EXERCISE DIRECTIONS:
Copy each line in the data that includes the word "style".

DATA LISTING:

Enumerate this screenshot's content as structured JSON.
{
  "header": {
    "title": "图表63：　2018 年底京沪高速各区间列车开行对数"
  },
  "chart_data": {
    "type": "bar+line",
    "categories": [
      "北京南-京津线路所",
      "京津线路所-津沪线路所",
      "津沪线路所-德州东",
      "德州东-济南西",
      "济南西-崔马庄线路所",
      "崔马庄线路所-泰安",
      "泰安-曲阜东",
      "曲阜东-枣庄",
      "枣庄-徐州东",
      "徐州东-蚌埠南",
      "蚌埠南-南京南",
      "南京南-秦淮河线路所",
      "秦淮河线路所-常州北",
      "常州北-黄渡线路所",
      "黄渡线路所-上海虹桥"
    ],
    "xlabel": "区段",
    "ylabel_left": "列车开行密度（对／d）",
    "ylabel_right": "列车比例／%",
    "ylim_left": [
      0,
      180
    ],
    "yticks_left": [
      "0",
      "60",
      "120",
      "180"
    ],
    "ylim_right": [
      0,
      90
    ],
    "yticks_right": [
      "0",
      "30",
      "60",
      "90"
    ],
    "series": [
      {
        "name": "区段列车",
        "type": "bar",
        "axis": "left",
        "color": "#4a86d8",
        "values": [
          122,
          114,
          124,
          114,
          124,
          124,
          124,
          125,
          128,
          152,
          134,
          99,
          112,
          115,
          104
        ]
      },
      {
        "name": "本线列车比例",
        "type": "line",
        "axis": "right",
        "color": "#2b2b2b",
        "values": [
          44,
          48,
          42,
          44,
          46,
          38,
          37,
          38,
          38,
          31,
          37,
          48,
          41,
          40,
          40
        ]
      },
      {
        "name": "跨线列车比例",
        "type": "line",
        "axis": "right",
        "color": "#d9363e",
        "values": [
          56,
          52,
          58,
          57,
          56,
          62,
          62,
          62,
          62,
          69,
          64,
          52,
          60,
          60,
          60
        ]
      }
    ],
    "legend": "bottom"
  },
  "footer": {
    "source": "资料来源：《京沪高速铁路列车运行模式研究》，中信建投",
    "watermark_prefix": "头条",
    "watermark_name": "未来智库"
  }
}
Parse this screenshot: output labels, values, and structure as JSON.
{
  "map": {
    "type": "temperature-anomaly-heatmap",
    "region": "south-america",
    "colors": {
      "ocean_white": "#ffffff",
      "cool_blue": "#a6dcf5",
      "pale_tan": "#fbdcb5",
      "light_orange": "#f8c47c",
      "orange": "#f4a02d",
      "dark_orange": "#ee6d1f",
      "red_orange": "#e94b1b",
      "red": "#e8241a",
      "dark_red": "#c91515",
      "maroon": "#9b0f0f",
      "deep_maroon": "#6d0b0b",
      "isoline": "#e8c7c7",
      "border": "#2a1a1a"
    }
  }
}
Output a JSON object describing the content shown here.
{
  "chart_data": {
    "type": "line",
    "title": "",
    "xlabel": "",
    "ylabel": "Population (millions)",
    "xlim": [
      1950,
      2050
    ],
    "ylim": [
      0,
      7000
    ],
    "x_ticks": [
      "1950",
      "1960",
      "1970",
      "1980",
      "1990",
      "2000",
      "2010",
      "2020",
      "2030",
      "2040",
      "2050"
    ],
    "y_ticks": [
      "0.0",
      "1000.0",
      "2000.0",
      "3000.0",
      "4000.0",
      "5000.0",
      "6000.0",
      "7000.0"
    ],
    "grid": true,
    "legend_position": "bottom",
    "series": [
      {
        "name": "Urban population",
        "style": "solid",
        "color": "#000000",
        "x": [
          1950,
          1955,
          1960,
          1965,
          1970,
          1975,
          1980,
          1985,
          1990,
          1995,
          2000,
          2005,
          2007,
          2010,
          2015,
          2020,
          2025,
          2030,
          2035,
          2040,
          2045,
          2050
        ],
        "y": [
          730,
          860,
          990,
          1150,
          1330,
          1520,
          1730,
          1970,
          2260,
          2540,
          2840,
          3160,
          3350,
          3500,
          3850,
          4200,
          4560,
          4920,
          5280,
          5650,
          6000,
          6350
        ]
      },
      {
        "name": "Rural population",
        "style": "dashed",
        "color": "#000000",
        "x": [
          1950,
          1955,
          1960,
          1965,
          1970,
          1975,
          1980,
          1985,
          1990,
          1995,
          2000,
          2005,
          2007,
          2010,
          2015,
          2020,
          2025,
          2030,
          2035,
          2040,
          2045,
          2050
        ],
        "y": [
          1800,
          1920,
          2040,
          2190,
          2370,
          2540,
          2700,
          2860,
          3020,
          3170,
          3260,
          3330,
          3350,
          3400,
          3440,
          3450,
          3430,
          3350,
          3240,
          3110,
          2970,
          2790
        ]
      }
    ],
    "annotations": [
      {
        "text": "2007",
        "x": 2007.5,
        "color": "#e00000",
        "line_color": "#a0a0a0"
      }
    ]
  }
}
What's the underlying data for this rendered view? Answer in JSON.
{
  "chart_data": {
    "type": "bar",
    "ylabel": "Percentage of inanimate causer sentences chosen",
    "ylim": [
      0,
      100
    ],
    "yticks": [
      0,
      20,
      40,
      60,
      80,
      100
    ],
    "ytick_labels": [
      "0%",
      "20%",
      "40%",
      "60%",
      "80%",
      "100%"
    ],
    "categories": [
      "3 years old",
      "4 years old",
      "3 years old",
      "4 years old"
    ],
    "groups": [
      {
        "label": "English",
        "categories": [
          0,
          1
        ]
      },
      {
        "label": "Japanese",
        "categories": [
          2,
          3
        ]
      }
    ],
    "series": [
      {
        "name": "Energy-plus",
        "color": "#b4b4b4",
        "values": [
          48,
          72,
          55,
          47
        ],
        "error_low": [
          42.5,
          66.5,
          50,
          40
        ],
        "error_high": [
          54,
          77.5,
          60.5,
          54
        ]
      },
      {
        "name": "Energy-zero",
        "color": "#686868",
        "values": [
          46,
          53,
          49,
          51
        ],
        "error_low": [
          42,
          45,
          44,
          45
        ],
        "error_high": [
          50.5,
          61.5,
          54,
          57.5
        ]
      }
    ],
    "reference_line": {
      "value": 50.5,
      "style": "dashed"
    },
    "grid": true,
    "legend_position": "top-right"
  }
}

SOLUTION TO THIS TASK:
        "style": "solid",
        "style": "dashed",
      "style": "dashed"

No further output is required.